**STORED RECORDS:**
— BEGIN —
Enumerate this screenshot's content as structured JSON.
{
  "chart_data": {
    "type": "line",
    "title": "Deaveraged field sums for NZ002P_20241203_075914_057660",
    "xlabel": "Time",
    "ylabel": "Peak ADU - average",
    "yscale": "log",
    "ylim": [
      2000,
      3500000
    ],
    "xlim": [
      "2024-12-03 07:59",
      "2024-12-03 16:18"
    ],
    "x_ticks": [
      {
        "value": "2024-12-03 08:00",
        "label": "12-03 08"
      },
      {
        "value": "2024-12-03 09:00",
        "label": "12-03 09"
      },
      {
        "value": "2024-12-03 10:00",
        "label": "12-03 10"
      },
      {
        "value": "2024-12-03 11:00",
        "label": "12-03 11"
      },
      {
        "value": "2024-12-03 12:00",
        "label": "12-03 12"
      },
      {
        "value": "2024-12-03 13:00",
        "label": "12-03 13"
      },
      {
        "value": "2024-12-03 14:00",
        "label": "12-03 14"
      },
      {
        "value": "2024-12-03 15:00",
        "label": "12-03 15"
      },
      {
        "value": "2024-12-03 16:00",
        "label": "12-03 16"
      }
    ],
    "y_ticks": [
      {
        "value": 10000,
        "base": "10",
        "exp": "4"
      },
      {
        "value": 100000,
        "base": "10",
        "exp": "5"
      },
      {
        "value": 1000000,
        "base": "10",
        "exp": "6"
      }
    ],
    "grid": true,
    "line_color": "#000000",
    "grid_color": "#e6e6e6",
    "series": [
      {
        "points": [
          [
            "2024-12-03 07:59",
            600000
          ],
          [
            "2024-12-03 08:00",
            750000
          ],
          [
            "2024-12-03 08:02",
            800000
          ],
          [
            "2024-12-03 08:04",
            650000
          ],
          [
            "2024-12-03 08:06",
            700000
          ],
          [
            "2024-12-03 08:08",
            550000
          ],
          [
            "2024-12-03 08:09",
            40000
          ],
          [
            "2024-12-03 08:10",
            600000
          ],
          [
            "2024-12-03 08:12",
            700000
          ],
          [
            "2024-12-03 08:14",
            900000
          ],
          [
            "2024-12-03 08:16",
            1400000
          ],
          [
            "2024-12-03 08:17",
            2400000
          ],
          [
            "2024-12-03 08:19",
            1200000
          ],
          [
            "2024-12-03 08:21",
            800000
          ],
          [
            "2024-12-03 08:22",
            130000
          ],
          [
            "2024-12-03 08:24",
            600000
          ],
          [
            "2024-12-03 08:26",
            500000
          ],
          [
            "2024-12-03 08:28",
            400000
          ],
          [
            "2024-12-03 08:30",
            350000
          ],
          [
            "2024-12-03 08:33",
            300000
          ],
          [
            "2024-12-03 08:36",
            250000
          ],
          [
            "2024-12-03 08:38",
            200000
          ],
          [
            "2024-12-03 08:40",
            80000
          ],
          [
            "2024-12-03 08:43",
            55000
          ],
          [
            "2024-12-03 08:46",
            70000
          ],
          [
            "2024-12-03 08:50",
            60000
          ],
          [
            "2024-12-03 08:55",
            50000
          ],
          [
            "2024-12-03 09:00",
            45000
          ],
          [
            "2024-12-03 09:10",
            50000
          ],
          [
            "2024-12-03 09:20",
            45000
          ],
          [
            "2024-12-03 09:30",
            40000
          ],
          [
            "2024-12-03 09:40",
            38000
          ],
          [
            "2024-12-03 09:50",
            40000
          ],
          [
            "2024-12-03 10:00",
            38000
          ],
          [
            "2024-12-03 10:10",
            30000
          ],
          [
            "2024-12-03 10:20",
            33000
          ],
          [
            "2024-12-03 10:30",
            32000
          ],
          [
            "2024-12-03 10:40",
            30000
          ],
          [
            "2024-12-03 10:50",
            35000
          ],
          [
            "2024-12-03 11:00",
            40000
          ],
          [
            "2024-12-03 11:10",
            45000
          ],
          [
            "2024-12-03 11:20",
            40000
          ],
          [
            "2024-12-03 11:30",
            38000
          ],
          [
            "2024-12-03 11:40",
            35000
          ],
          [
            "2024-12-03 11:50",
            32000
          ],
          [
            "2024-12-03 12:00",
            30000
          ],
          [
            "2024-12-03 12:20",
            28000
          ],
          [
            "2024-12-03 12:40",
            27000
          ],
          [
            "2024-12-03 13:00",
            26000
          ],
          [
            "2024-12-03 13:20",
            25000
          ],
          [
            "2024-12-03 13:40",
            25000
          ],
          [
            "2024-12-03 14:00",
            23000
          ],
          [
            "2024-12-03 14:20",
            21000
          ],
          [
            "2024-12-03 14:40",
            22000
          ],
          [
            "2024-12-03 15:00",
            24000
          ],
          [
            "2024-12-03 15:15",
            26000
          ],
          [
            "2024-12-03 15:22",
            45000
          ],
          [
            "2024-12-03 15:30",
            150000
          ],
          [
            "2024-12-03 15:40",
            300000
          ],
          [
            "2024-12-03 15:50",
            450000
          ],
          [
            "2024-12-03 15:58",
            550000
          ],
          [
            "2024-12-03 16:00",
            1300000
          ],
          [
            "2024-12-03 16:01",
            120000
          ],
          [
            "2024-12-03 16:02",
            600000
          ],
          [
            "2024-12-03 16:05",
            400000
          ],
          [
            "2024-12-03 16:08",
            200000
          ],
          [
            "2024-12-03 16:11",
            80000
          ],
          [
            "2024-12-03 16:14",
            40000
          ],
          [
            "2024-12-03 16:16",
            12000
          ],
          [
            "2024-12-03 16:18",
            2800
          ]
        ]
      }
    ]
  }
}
— END —
**EXERCISE GOAL:**
Look over the records above and copy each line that includes the string "value".

**EXERCISE OUTPUT:**
        "value": "2024-12-03 08:00",
        "value": "2024-12-03 09:00",
        "value": "2024-12-03 10:00",
        "value": "2024-12-03 11:00",
        "value": "2024-12-03 12:00",
        "value": "2024-12-03 13:00",
        "value": "2024-12-03 14:00",
        "value": "2024-12-03 15:00",
        "value": "2024-12-03 16:00",
        "value": 10000,
        "value": 100000,
        "value": 1000000,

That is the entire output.